- Passage
Academic libraries–you’ve got to love them. When I was an undergraduate, I spent a good amount of time at the university library, for a variety of reasons, most of them connected with classes I was taking. I remember picking up books and articles that were on reserve, using the computer terminals and the photocopiers, struggling with the microfilm and microfiche machines, checking out books for term papers, and simply hanging out. Of course, that was twenty years ago, lest I forget, and this week’s readings for my Academic Libraries class succeeded in dragging me across the two decades into the (seemingly) radically different world of today’s university libraries, one filled with much more anxiety about the future and the role of the library/librarian. Hence the title of this week’s post.
I’m glad that the first article I read was Michael K. Buckland’s “Foundations of Academic Librarianship” (1989), for Buckland foresees the imminent changes in libraries (materials in electronic form, and the many ramifications of that) and cautions against confusing the means (technology) with the ends (providing library services). I found Buckland’s clarion call to be a bright spot in the midst of the anxiety of some of the other readings. He reminds us that “[w]hat constitutes the goals of service–the ends–is unlikely to change much. Nevertheless, the ends may need to be reinterpreted, reaffirmed, and clearly distinguished from means” (395). I believe he’s encouraging the profession to keep its eye on the user, advice which I have heard echoed in other places, and in this way he’s urging a sense of continuity with the past, despite the fact that the technological means available now make the present seem radically different and the future uncertain.
One other concept that impressed me in Buckland’s article is his distinction between knowledge and information. While the profession is dependent on information (both in the sense of material that informs and the stages of becoming informed), it should also “maintain [its] underlying concern with the generation and acquisition of knowledge” (394). I don’t believe he is putting the two terms in opposition, but rather pointing out the library’s role in the dependent relationship between the two.
Crowley, in “Tacit Knowledge, Tacit Ignorance, and the Future of Academic Librarianship,” comments that librarians have been characterized as confusing information with knowledge. For instance, librarians seem to believe that access to more and more information is the mark of an excellent education. However, Crowley makes the point that faculty help students “transform information into knowledge and, in the process, to occasionally approach real wisdom” (575-6). I appreciate this corrective view; given the ready availability of information, the librarian’s goal should be to enable the student/user to judiciously cull out the best, that which will most contribute to the student’s edification and knowledge.

- Work request 1
Copy from the post on academic libraries the span between "Academic libraries–you’ve got" and "this week’s post.", inclusive, word for word.
- Work request 2
For each statement, answer yes or no on whether the post on academic libraries agrees with it, and quote the words from the post that decide it: (a) Buckland's "Foundations of Academic Librarianship" appeared in 1989. (b) The writer's time as an undergraduate was ten years ago. (c) Crowley holds that faculty help students turn information into knowledge.
Work only from the post on academic libraries, not from anything outside it.

- Supplied entries
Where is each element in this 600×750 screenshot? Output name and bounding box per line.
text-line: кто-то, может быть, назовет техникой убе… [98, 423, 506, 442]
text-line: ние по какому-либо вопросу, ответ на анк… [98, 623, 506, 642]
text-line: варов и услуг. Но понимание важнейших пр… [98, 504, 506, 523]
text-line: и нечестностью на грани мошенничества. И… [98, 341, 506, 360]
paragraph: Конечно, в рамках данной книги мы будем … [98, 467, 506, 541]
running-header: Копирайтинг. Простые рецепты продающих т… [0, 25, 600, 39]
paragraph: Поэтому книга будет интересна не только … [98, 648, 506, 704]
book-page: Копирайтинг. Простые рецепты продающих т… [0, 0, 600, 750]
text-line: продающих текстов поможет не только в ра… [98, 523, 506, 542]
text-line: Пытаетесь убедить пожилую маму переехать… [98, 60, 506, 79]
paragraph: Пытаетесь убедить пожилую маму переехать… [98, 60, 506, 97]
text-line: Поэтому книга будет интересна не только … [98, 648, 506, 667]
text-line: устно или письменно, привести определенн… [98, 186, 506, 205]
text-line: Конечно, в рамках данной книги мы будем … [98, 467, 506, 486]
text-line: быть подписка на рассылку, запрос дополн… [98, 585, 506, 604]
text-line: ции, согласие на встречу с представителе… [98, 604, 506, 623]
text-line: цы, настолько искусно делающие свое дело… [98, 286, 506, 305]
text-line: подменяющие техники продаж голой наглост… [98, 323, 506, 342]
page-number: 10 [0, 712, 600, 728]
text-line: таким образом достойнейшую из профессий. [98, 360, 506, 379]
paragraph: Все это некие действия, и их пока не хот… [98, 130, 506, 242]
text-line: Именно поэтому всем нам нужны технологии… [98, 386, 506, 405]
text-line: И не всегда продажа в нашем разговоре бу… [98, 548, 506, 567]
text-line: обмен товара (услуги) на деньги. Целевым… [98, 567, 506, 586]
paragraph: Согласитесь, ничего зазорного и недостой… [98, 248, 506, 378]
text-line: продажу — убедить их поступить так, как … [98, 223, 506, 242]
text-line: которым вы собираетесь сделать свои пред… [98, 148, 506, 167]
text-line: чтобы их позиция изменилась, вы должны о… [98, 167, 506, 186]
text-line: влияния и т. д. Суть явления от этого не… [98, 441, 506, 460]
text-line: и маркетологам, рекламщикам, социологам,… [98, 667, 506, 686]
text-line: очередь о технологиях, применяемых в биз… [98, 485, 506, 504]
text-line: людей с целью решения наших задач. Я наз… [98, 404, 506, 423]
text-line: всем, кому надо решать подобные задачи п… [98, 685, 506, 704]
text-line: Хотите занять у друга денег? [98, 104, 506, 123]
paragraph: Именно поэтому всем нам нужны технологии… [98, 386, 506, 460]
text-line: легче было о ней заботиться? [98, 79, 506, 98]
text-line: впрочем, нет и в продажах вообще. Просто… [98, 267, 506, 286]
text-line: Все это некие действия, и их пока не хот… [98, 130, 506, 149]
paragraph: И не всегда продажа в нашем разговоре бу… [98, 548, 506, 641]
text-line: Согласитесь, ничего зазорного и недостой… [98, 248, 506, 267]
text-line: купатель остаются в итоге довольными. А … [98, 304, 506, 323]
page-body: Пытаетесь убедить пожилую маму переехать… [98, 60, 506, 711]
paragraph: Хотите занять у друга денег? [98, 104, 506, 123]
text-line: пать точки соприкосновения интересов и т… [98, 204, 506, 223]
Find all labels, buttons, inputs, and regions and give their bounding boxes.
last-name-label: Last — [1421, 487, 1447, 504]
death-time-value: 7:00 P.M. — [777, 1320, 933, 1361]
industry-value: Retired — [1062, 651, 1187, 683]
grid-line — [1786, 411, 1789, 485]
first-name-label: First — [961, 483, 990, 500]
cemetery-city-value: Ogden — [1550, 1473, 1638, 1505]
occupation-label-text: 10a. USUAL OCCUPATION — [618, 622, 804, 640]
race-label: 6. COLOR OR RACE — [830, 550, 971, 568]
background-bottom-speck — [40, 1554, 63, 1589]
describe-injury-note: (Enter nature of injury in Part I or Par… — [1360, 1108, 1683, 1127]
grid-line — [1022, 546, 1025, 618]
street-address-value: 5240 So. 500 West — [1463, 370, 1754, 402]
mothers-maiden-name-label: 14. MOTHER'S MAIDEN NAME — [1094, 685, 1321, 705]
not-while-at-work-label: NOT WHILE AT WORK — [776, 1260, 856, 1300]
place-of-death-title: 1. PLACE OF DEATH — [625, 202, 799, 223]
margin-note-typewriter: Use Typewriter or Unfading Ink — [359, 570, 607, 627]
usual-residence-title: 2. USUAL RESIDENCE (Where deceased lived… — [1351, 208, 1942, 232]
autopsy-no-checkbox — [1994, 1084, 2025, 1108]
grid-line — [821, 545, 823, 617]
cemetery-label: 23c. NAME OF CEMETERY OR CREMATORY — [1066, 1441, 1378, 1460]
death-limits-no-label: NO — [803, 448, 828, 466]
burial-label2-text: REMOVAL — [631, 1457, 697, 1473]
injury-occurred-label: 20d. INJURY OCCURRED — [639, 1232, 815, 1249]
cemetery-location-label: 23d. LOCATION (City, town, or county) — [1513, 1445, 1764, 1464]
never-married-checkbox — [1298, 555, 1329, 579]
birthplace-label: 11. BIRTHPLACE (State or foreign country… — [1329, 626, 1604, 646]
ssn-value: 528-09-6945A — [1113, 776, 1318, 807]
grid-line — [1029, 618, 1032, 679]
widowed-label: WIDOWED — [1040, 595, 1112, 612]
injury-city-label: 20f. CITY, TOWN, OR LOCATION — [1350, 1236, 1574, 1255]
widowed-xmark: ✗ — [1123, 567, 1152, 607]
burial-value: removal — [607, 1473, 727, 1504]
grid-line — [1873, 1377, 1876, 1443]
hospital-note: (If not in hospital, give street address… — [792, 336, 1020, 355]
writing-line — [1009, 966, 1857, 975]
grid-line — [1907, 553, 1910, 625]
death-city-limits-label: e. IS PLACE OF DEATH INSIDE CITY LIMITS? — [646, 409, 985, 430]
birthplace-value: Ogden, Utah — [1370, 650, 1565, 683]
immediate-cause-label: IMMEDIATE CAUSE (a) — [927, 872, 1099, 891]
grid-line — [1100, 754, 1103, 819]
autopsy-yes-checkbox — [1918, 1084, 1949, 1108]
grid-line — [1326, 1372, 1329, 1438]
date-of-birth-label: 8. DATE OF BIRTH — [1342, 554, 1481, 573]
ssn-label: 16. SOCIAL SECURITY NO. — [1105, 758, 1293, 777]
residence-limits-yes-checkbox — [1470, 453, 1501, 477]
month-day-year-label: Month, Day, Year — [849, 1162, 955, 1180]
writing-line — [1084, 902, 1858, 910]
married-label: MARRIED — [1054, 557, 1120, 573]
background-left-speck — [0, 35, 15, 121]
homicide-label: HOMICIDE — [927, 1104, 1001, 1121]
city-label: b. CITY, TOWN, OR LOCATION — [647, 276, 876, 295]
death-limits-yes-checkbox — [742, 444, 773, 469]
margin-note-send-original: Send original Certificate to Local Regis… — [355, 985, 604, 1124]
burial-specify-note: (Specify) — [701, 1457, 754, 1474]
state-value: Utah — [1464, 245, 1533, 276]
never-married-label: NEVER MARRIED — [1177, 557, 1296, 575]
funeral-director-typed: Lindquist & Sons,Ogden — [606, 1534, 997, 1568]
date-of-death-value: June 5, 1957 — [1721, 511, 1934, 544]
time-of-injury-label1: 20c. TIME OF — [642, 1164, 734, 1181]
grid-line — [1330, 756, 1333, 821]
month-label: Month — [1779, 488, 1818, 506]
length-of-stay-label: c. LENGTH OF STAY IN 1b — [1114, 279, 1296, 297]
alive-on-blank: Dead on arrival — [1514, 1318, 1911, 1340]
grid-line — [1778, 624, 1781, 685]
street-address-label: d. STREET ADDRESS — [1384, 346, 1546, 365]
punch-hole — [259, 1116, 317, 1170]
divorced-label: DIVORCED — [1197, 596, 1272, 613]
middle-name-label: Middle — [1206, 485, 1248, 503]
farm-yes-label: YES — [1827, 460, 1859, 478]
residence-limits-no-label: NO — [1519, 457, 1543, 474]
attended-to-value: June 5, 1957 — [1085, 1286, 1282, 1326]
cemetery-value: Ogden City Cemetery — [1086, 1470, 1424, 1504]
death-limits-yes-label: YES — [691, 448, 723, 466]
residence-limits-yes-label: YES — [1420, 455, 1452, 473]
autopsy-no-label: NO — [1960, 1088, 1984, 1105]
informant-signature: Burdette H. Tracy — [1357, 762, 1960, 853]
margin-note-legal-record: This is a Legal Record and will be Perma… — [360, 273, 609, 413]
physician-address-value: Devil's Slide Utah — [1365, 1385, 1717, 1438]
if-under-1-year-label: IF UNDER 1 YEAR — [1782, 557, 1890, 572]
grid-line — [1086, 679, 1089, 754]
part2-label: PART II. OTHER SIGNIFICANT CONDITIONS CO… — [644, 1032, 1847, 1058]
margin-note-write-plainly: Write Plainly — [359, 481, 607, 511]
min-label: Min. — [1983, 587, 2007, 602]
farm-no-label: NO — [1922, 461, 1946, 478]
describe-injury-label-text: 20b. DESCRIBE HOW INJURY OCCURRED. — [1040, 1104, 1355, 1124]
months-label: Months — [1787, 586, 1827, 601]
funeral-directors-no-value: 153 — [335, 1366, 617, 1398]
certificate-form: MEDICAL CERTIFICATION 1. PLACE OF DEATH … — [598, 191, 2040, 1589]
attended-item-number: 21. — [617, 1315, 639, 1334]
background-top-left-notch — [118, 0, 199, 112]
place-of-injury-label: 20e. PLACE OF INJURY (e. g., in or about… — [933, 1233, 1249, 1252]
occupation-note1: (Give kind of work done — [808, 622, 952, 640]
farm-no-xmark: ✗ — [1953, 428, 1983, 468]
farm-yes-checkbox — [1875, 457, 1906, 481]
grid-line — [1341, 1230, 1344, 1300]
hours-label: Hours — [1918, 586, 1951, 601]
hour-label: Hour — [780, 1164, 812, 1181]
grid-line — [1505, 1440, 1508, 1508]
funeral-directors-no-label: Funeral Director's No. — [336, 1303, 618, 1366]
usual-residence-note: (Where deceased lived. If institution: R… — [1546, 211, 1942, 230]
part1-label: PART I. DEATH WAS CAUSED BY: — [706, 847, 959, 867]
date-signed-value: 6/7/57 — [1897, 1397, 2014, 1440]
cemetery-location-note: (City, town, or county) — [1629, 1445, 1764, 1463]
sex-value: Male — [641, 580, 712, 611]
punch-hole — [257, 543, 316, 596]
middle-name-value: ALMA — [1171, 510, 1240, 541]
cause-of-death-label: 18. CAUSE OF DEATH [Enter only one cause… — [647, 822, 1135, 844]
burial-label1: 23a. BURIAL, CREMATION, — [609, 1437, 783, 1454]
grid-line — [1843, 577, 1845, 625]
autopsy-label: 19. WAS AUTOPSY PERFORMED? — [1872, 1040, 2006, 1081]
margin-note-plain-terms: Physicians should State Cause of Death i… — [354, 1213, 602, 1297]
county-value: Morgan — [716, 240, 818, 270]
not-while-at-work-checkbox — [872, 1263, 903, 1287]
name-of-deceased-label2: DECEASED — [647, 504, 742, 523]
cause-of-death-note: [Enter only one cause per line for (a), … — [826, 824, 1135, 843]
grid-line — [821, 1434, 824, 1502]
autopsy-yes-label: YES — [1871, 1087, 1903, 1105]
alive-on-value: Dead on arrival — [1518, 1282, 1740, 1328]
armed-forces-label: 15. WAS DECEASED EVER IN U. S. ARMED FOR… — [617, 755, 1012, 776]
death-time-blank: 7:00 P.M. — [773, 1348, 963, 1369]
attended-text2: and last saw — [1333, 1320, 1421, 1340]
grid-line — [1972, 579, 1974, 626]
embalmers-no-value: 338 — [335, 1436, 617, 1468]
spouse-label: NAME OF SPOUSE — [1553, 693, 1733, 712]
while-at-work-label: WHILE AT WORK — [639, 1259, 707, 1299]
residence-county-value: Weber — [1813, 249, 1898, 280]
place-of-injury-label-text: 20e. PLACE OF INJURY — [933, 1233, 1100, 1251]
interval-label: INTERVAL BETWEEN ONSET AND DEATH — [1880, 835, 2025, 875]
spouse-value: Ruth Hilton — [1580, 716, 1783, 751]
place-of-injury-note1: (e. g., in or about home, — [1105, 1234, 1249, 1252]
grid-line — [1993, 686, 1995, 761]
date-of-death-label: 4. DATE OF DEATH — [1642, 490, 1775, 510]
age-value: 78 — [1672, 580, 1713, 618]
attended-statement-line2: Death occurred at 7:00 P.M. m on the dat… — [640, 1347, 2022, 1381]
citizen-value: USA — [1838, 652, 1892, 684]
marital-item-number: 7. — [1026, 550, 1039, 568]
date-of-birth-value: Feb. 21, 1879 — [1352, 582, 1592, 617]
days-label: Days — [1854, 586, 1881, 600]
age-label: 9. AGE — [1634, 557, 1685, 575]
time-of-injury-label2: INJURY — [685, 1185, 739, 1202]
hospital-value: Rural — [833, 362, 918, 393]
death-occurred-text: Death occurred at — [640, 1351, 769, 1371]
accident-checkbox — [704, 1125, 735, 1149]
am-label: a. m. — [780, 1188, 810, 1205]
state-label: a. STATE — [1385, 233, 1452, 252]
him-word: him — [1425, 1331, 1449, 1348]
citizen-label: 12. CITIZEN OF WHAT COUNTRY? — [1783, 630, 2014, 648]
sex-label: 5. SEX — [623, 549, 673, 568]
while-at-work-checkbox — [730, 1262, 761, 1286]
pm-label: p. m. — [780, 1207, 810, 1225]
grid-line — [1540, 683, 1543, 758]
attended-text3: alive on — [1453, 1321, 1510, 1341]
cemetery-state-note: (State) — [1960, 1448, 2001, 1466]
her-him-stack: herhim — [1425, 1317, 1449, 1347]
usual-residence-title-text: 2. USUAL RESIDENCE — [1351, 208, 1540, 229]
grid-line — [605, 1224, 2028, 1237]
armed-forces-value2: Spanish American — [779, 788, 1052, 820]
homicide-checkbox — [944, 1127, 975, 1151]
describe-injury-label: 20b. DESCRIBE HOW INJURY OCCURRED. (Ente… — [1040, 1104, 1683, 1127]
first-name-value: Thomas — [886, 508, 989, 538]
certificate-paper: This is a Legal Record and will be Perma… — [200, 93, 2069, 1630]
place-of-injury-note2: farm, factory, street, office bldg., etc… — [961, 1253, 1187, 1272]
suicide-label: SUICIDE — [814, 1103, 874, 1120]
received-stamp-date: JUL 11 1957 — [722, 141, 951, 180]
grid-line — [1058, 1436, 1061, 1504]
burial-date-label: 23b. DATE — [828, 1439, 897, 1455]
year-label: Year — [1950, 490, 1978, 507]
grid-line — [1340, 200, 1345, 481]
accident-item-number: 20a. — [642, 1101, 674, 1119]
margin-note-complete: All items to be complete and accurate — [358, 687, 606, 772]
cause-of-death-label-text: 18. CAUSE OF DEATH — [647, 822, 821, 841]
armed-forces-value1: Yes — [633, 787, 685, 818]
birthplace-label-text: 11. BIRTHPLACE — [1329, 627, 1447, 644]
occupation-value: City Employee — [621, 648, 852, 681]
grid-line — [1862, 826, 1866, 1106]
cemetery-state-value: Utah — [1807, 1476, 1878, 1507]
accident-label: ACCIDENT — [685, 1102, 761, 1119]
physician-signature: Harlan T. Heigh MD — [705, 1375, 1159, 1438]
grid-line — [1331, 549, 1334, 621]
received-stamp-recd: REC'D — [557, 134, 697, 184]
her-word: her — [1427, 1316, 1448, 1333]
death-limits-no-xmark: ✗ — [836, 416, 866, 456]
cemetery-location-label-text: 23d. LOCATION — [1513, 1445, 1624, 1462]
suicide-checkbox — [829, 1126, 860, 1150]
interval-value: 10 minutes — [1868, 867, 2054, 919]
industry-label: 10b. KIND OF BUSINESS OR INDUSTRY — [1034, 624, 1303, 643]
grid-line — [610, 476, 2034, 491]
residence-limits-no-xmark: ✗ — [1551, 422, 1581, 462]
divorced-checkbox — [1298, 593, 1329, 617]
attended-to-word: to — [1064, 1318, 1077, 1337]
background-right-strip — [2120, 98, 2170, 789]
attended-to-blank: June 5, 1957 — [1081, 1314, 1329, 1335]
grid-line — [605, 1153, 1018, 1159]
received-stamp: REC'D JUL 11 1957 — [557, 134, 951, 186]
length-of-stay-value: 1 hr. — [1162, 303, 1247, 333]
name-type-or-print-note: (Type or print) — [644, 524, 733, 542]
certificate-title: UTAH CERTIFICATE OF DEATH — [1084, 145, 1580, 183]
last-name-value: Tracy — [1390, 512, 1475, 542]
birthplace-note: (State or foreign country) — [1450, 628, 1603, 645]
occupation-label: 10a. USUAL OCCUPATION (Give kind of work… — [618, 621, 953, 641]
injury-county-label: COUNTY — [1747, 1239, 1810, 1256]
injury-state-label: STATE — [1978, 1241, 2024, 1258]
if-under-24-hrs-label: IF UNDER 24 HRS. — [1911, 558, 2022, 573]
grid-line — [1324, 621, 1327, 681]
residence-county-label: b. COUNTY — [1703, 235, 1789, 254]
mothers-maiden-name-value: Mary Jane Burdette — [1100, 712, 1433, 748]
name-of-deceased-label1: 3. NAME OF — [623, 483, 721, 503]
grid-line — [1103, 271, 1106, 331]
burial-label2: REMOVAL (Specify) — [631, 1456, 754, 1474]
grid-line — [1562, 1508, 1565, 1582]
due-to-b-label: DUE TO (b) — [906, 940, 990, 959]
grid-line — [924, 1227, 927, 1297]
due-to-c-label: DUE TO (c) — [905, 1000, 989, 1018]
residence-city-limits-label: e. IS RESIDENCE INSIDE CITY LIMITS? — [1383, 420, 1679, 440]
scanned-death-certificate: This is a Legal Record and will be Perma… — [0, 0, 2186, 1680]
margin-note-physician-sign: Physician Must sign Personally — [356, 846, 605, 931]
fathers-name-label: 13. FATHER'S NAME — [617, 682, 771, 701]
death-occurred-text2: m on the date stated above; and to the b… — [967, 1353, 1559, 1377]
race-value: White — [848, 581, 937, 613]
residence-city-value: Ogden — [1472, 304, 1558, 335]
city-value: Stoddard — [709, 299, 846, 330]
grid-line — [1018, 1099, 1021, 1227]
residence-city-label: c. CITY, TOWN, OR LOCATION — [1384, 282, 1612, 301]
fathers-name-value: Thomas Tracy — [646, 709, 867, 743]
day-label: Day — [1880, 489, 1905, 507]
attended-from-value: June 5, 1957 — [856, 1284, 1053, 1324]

- Response box 1
Academic libraries–you’ve got to love them. When I was an undergraduate, I spent a good amount of time at the university library, for a variety of reasons, most of them connected with classes I was taking. I remember picking up books and articles that were on reserve, using the computer terminals and the photocopiers, struggling with the microfilm and microfiche machines, checking out books for term papers, and simply hanging out. Of course, that was twenty years ago, lest I forget, and this week’s readings for my Academic Libraries class succeeded in dragging me across the two decades into the (seemingly) radically different world of today’s university libraries, one filled with much more anxiety about the future and the role of the library/librarian. Hence the title of this week’s post.

- Response box 2
(a) Yes: "Michael K. Buckland’s “Foundations of Academic Librarianship” (1989)"
(b) No: "that was twenty years ago"
(c) Yes: "faculty help students “transform information into knowledge"